Wherever a line in the data below holds "subtitle", copy that line.

Records to process
..........

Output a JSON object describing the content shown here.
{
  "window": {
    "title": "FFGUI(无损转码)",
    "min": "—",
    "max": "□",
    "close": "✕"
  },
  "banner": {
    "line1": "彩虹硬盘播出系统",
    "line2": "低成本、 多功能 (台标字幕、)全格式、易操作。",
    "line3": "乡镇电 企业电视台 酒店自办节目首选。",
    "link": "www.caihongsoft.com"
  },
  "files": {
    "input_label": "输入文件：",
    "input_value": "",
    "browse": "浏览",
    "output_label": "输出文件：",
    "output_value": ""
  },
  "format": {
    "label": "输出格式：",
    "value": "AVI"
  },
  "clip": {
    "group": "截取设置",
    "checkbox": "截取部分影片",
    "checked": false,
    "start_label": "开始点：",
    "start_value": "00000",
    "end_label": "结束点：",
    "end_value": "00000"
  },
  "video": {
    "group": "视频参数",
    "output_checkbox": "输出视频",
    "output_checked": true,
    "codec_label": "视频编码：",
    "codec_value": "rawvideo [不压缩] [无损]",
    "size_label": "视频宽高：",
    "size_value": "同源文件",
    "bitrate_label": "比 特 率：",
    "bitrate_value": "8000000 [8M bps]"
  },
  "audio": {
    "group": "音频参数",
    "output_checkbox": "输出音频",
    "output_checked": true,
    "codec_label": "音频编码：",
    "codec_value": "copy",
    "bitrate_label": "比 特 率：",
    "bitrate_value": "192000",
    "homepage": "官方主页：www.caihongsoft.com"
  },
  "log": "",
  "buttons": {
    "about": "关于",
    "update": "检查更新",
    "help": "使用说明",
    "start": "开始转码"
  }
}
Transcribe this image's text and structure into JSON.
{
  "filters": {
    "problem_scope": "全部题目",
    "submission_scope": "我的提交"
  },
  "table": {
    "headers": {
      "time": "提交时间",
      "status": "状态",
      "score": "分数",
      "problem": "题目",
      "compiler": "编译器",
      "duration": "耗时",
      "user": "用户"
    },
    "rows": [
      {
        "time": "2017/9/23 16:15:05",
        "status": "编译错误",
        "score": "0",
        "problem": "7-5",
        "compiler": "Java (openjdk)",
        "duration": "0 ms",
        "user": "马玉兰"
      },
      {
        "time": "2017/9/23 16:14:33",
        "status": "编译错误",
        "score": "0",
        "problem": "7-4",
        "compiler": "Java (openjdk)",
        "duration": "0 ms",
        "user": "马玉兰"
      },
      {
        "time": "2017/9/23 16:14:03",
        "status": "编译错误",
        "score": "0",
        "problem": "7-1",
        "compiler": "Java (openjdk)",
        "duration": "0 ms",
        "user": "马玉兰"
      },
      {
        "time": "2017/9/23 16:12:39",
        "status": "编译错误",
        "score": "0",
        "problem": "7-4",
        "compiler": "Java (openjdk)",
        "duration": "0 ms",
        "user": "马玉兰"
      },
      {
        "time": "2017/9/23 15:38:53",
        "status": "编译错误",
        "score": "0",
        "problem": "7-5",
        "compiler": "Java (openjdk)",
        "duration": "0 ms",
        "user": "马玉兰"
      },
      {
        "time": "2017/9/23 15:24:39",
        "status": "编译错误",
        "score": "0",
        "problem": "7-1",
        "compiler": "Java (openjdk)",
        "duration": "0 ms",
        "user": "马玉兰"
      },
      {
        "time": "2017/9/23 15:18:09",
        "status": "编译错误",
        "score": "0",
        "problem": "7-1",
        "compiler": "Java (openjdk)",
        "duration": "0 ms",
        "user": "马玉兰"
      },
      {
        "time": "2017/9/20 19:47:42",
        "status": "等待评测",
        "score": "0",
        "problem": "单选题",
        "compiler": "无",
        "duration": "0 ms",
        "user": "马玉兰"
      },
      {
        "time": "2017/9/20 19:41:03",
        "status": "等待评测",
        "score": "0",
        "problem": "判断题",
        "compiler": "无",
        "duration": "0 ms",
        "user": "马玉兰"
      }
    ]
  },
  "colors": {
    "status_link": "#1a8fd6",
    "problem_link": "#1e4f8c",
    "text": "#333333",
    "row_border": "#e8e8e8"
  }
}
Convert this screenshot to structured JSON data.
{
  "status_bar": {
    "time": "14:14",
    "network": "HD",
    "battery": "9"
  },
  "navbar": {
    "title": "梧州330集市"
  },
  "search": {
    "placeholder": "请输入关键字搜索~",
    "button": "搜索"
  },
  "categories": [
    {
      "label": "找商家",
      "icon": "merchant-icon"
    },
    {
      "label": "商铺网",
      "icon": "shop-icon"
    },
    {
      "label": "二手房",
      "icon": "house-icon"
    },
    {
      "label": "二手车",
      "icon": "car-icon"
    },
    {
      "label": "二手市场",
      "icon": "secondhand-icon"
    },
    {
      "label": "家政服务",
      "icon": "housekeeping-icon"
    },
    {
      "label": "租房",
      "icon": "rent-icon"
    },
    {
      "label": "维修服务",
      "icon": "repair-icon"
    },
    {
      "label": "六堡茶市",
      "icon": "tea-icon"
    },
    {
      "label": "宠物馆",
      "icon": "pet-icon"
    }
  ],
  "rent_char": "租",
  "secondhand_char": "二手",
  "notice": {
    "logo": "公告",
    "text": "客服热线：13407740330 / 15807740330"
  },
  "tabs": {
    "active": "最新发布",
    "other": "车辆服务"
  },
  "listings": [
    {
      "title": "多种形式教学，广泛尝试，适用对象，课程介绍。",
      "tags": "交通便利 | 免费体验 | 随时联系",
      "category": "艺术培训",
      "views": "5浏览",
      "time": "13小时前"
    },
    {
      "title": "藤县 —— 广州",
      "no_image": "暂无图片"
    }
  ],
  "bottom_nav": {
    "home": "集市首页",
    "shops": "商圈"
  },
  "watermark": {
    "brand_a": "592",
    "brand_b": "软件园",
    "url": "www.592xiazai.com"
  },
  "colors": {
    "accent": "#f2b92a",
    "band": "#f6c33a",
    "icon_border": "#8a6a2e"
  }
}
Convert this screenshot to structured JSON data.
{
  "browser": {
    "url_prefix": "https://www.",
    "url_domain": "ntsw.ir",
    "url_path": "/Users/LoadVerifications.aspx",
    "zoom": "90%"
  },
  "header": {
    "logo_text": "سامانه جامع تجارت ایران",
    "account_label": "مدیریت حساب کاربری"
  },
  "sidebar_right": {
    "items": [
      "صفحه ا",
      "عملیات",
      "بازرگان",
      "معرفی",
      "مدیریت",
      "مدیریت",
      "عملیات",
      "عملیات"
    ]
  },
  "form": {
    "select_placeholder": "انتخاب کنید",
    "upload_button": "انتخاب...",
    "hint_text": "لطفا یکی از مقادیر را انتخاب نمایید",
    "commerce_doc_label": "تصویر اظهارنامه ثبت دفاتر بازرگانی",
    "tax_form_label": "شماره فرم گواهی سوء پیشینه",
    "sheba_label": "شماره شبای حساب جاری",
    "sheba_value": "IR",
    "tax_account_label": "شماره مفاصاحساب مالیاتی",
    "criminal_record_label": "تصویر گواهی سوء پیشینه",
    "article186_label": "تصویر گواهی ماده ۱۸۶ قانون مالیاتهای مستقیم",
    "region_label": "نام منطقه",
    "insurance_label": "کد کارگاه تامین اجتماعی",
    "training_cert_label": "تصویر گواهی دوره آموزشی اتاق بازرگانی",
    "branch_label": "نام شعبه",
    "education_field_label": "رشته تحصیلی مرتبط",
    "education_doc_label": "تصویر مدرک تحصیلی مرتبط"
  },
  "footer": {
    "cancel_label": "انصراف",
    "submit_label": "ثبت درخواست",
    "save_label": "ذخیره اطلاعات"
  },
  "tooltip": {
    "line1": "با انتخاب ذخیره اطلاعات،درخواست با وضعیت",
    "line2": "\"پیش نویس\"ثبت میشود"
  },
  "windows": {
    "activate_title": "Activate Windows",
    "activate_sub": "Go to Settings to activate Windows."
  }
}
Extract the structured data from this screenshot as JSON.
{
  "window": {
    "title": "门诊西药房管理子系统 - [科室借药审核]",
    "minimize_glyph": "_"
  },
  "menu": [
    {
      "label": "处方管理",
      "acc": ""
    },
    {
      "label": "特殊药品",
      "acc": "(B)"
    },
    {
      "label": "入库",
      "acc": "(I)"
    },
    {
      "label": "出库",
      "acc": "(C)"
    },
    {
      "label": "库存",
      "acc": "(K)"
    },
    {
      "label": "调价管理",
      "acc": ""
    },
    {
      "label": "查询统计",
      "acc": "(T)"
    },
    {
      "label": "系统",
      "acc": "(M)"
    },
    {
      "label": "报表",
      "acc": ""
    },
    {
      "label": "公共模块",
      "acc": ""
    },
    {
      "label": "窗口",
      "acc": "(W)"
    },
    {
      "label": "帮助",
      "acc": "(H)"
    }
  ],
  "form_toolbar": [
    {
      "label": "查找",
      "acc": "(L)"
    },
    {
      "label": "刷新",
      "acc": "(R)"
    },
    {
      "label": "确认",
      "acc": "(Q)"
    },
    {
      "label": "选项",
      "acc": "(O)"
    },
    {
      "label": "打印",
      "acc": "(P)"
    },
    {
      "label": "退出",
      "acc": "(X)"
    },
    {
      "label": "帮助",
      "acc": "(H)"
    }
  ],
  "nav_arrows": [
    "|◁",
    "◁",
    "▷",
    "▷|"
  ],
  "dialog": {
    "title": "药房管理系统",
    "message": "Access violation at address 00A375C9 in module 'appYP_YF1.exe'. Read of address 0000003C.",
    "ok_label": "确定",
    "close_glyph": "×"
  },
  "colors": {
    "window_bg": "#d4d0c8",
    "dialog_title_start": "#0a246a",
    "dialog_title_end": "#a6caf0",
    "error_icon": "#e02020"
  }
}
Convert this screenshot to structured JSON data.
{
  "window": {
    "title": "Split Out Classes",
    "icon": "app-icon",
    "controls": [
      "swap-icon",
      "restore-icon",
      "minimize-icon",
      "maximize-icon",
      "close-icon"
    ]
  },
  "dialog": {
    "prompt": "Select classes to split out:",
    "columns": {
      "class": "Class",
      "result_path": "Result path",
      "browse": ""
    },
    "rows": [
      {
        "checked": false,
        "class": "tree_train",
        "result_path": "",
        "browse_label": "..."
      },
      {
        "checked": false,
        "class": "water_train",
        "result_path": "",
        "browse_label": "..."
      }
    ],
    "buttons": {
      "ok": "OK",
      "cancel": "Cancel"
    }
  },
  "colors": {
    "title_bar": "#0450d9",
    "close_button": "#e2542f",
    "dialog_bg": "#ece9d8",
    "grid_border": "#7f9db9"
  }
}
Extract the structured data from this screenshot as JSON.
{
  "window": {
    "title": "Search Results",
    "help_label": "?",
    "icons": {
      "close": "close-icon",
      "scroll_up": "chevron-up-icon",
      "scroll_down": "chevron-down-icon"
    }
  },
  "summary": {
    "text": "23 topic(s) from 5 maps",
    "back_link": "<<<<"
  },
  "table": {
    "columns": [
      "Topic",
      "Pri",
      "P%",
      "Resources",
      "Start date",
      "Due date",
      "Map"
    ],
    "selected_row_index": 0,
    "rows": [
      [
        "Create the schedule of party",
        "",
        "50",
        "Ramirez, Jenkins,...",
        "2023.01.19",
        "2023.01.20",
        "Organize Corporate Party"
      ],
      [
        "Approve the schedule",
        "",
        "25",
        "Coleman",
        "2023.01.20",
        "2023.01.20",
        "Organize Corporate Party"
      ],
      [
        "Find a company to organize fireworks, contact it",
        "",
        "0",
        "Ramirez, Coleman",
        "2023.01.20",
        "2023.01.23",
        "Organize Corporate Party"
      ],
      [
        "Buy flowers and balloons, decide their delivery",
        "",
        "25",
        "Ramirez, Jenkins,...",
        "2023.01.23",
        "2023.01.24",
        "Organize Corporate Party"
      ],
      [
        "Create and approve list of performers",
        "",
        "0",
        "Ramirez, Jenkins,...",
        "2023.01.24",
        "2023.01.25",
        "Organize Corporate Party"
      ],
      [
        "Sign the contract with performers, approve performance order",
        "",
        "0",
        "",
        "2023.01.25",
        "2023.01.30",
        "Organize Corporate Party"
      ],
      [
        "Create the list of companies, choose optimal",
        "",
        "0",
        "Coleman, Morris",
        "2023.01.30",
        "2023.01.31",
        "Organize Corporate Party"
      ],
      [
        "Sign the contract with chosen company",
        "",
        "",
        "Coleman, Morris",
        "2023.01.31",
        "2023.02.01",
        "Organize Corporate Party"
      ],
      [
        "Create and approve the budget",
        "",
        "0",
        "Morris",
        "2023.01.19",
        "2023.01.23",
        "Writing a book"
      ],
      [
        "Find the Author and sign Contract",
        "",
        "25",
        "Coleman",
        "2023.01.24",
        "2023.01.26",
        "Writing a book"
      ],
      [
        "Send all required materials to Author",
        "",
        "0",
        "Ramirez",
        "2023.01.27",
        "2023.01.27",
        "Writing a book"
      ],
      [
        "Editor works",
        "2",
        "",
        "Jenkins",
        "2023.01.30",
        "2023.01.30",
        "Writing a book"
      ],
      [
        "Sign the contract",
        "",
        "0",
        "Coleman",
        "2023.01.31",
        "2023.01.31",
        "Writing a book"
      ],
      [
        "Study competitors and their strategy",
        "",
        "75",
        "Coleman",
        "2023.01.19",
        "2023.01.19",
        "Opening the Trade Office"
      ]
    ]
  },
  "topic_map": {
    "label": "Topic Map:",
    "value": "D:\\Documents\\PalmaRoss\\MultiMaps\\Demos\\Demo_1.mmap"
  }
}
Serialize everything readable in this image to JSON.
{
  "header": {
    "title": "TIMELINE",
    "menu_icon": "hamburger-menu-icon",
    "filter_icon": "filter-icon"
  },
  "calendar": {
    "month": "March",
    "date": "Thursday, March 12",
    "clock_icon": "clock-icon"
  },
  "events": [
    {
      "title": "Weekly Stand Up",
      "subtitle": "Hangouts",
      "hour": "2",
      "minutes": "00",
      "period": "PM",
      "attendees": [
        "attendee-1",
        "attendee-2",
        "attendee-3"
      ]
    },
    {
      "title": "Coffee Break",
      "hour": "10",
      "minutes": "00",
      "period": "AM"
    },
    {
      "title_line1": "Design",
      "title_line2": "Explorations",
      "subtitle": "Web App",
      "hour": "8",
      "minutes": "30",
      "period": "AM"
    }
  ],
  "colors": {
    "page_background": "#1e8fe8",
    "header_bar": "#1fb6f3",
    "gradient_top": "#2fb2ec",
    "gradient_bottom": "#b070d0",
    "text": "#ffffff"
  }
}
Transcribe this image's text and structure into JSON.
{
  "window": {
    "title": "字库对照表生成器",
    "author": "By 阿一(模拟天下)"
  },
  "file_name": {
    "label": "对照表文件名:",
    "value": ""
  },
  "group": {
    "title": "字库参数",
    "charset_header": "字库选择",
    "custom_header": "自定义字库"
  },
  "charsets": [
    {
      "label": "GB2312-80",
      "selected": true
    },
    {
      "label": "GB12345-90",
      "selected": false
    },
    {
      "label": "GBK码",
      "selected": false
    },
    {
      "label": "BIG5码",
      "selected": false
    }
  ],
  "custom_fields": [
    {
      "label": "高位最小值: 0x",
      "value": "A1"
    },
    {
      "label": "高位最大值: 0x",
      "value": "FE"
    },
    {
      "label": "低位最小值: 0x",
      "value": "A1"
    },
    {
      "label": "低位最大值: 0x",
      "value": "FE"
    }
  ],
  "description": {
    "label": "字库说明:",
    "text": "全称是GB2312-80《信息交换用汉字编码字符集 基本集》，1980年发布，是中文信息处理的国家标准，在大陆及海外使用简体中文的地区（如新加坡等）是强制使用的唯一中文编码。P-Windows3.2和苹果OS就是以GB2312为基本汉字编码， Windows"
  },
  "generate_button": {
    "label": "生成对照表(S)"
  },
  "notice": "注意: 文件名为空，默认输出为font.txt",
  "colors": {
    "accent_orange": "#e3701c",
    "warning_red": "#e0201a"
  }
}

..........

Correct result
      "subtitle": "Hangouts",
      "subtitle": "Web App",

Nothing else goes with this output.